*Short task*
From the listing below, pick out each line with the word "name".

*Material to process*
• • • • • • •

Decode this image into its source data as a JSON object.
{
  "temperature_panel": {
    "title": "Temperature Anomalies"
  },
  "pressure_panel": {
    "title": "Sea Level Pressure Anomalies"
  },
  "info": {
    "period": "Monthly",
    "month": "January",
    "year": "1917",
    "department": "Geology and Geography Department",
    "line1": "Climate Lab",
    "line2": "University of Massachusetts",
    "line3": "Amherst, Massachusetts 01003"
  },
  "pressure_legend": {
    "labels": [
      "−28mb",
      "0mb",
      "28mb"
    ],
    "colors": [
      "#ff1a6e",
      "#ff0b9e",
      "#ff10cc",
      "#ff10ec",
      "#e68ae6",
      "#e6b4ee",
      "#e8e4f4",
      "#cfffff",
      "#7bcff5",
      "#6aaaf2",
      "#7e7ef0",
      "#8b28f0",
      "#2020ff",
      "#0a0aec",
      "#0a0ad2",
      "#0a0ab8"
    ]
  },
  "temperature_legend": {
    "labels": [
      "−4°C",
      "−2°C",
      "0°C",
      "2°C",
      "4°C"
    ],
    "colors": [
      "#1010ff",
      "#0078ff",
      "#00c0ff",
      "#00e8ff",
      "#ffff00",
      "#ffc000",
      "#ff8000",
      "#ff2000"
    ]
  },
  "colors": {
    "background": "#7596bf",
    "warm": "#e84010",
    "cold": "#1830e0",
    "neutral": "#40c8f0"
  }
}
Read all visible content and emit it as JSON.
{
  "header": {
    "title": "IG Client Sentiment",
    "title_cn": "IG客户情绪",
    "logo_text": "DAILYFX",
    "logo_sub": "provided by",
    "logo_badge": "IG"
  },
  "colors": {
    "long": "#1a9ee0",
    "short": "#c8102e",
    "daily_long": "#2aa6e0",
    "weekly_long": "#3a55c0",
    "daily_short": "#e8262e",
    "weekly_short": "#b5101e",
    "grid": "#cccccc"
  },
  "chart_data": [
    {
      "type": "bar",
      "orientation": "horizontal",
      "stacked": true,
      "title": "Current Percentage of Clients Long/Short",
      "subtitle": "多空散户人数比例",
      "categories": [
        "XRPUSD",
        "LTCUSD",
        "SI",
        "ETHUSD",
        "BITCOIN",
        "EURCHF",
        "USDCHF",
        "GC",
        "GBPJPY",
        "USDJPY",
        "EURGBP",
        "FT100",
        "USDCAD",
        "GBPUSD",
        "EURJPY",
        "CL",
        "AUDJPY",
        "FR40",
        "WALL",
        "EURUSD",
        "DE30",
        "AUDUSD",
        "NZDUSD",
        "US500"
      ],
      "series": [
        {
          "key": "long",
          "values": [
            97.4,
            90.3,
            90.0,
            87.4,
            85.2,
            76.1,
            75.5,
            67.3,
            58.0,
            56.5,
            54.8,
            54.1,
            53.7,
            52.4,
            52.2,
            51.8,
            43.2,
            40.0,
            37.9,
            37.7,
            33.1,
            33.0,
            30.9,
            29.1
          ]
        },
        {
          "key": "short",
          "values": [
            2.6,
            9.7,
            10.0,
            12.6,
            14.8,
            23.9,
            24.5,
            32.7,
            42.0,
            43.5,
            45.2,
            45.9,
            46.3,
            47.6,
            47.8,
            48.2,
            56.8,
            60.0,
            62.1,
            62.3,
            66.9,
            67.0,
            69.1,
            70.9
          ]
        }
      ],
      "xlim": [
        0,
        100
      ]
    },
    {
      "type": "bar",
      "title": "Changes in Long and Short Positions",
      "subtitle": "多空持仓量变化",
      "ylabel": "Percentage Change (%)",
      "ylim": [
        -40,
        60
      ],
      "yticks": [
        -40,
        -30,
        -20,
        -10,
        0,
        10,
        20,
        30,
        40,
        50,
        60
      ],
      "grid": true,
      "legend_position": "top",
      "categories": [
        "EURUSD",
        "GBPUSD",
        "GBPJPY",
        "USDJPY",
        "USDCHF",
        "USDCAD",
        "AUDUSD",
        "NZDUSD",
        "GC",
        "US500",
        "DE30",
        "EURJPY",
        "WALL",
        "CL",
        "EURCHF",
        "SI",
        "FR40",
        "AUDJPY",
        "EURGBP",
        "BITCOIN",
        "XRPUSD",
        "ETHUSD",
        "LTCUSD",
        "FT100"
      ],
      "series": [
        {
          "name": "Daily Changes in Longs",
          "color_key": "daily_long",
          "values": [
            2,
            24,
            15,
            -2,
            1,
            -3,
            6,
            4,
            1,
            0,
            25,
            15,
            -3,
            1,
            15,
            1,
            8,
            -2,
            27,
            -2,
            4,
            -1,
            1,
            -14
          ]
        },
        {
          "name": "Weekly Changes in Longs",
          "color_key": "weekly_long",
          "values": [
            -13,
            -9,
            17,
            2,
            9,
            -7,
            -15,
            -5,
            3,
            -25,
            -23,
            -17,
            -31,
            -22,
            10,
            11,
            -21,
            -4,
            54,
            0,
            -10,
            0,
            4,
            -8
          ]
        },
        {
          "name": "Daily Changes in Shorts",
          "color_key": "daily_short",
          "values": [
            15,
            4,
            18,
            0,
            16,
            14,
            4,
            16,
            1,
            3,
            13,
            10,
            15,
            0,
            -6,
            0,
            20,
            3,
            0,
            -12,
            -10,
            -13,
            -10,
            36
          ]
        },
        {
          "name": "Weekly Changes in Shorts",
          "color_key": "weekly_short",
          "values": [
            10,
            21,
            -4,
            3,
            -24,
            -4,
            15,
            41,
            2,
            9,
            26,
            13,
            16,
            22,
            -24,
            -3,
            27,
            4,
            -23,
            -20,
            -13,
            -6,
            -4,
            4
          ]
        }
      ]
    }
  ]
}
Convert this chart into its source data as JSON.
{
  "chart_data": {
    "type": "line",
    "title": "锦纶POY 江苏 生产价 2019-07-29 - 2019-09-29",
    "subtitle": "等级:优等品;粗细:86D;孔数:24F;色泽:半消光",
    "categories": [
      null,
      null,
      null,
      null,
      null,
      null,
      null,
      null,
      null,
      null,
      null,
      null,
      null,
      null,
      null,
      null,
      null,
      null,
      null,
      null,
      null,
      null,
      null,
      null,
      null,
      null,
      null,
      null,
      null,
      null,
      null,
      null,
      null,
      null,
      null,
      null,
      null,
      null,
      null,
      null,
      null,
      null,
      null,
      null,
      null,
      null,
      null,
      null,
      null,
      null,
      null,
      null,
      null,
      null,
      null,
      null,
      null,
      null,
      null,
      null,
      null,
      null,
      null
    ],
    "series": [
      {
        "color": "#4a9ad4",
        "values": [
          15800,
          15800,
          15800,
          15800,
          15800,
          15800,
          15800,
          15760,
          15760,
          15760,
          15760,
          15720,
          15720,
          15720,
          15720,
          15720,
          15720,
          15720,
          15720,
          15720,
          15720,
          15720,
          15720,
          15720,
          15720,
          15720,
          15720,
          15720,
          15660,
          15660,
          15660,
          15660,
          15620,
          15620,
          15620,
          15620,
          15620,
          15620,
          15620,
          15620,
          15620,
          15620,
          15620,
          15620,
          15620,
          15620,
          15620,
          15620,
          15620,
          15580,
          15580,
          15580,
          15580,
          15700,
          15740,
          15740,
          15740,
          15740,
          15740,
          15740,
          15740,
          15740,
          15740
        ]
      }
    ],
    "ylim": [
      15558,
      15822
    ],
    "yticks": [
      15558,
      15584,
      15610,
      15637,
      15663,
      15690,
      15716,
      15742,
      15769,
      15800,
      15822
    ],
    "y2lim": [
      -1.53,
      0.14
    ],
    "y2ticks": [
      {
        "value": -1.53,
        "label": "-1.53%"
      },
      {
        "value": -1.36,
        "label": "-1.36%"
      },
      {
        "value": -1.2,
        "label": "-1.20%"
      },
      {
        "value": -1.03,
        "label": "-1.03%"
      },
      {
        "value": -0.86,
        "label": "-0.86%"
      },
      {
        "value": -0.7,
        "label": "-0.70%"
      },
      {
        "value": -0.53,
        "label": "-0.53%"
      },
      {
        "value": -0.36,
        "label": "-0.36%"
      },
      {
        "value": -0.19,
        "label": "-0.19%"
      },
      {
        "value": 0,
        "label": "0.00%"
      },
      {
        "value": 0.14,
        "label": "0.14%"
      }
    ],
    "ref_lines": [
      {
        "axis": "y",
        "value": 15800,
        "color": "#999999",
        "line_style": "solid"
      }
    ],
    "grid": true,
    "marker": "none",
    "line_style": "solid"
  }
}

• • • • • • •

*Answer to the exercise*
          "name": "Daily Changes in Longs",
          "name": "Weekly Changes in Longs",
          "name": "Daily Changes in Shorts",
          "name": "Weekly Changes in Shorts",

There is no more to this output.